Stored items from a collection
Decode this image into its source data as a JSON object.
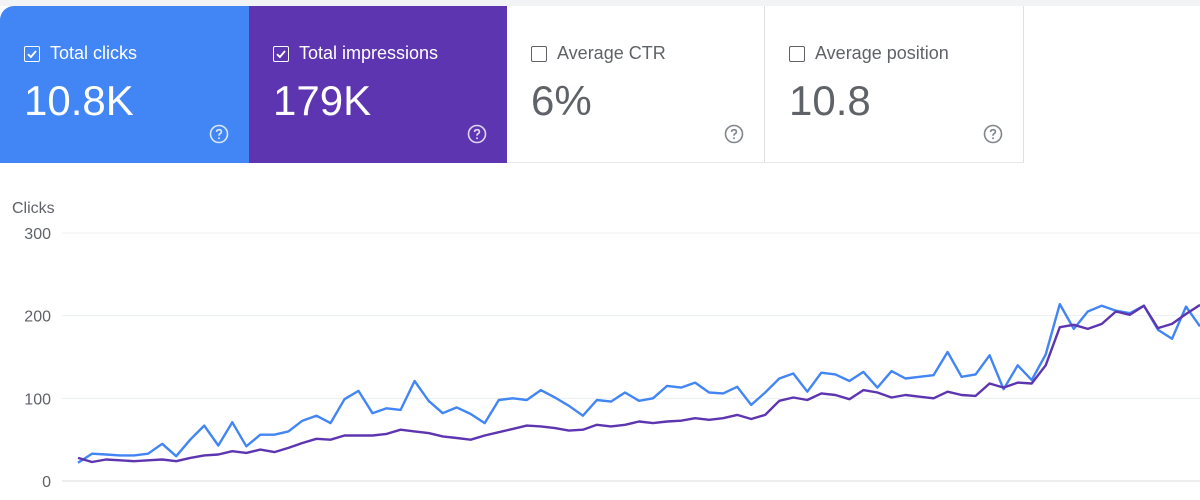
{
  "metrics": [
    {
      "label": "Total clicks",
      "value": "10.8K",
      "checked": true,
      "color": "#4285f4"
    },
    {
      "label": "Total impressions",
      "value": "179K",
      "checked": true,
      "color": "#5e35b1"
    },
    {
      "label": "Average CTR",
      "value": "6%",
      "checked": false,
      "color": "#ffffff"
    },
    {
      "label": "Average position",
      "value": "10.8",
      "checked": false,
      "color": "#ffffff"
    }
  ],
  "icons": {
    "checked": "check-box-icon",
    "unchecked": "check-box-outline-icon",
    "help": "help-circle-icon"
  },
  "chart_data": {
    "type": "line",
    "ylabel": "Clicks",
    "ylim": [
      0,
      300
    ],
    "yticks": [
      0,
      100,
      200,
      300
    ],
    "grid": true,
    "series": [
      {
        "metric": "Total clicks",
        "color": "#4285f4",
        "values": [
          22,
          33,
          32,
          31,
          31,
          33,
          45,
          30,
          50,
          67,
          43,
          71,
          42,
          56,
          56,
          60,
          73,
          79,
          70,
          99,
          109,
          82,
          88,
          86,
          121,
          97,
          82,
          89,
          81,
          70,
          98,
          100,
          98,
          110,
          101,
          91,
          79,
          98,
          96,
          107,
          97,
          100,
          115,
          113,
          119,
          107,
          106,
          114,
          92,
          107,
          124,
          130,
          108,
          131,
          129,
          121,
          132,
          113,
          133,
          124,
          126,
          128,
          156,
          126,
          129,
          152,
          111,
          140,
          122,
          153,
          214,
          184,
          205,
          212,
          206,
          203,
          212,
          183,
          172,
          211,
          187
        ],
        "ylim": [
          0,
          300
        ]
      },
      {
        "metric": "Total impressions",
        "color": "#5e35b1",
        "values": [
          28,
          23,
          26,
          25,
          24,
          25,
          26,
          24,
          28,
          31,
          32,
          36,
          34,
          38,
          35,
          40,
          46,
          51,
          50,
          55,
          55,
          55,
          57,
          62,
          60,
          58,
          54,
          52,
          50,
          55,
          59,
          63,
          67,
          66,
          64,
          61,
          62,
          68,
          66,
          68,
          72,
          70,
          72,
          73,
          76,
          74,
          76,
          80,
          75,
          80,
          97,
          101,
          98,
          106,
          104,
          99,
          110,
          107,
          101,
          104,
          102,
          100,
          108,
          104,
          103,
          118,
          113,
          119,
          118,
          140,
          186,
          189,
          184,
          190,
          205,
          201,
          212,
          185,
          190,
          202,
          213
        ],
        "ylim": [
          0,
          300
        ]
      }
    ]
  }
}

• [Set task]:
Copy out all the entries exactly. Images stay out of the copy.

• [Answer in full]:
Decode this image into its source data as a JSON object.
{
  "metrics": [
    {
      "label": "Total clicks",
      "value": "10.8K",
      "checked": true,
      "color": "#4285f4"
    },
    {
      "label": "Total impressions",
      "value": "179K",
      "checked": true,
      "color": "#5e35b1"
    },
    {
      "label": "Average CTR",
      "value": "6%",
      "checked": false,
      "color": "#ffffff"
    },
    {
      "label": "Average position",
      "value": "10.8",
      "checked": false,
      "color": "#ffffff"
    }
  ],
  "icons": {
    "checked": "check-box-icon",
    "unchecked": "check-box-outline-icon",
    "help": "help-circle-icon"
  },
  "chart_data": {
    "type": "line",
    "ylabel": "Clicks",
    "ylim": [
      0,
      300
    ],
    "yticks": [
      0,
      100,
      200,
      300
    ],
    "grid": true,
    "series": [
      {
        "metric": "Total clicks",
        "color": "#4285f4",
        "values": [
          22,
          33,
          32,
          31,
          31,
          33,
          45,
          30,
          50,
          67,
          43,
          71,
          42,
          56,
          56,
          60,
          73,
          79,
          70,
          99,
          109,
          82,
          88,
          86,
          121,
          97,
          82,
          89,
          81,
          70,
          98,
          100,
          98,
          110,
          101,
          91,
          79,
          98,
          96,
          107,
          97,
          100,
          115,
          113,
          119,
          107,
          106,
          114,
          92,
          107,
          124,
          130,
          108,
          131,
          129,
          121,
          132,
          113,
          133,
          124,
          126,
          128,
          156,
          126,
          129,
          152,
          111,
          140,
          122,
          153,
          214,
          184,
          205,
          212,
          206,
          203,
          212,
          183,
          172,
          211,
          187
        ],
        "ylim": [
          0,
          300
        ]
      },
      {
        "metric": "Total impressions",
        "color": "#5e35b1",
        "values": [
          28,
          23,
          26,
          25,
          24,
          25,
          26,
          24,
          28,
          31,
          32,
          36,
          34,
          38,
          35,
          40,
          46,
          51,
          50,
          55,
          55,
          55,
          57,
          62,
          60,
          58,
          54,
          52,
          50,
          55,
          59,
          63,
          67,
          66,
          64,
          61,
          62,
          68,
          66,
          68,
          72,
          70,
          72,
          73,
          76,
          74,
          76,
          80,
          75,
          80,
          97,
          101,
          98,
          106,
          104,
          99,
          110,
          107,
          101,
          104,
          102,
          100,
          108,
          104,
          103,
          118,
          113,
          119,
          118,
          140,
          186,
          189,
          184,
          190,
          205,
          201,
          212,
          185,
          190,
          202,
          213
        ],
        "ylim": [
          0,
          300
        ]
      }
    ]
  }
}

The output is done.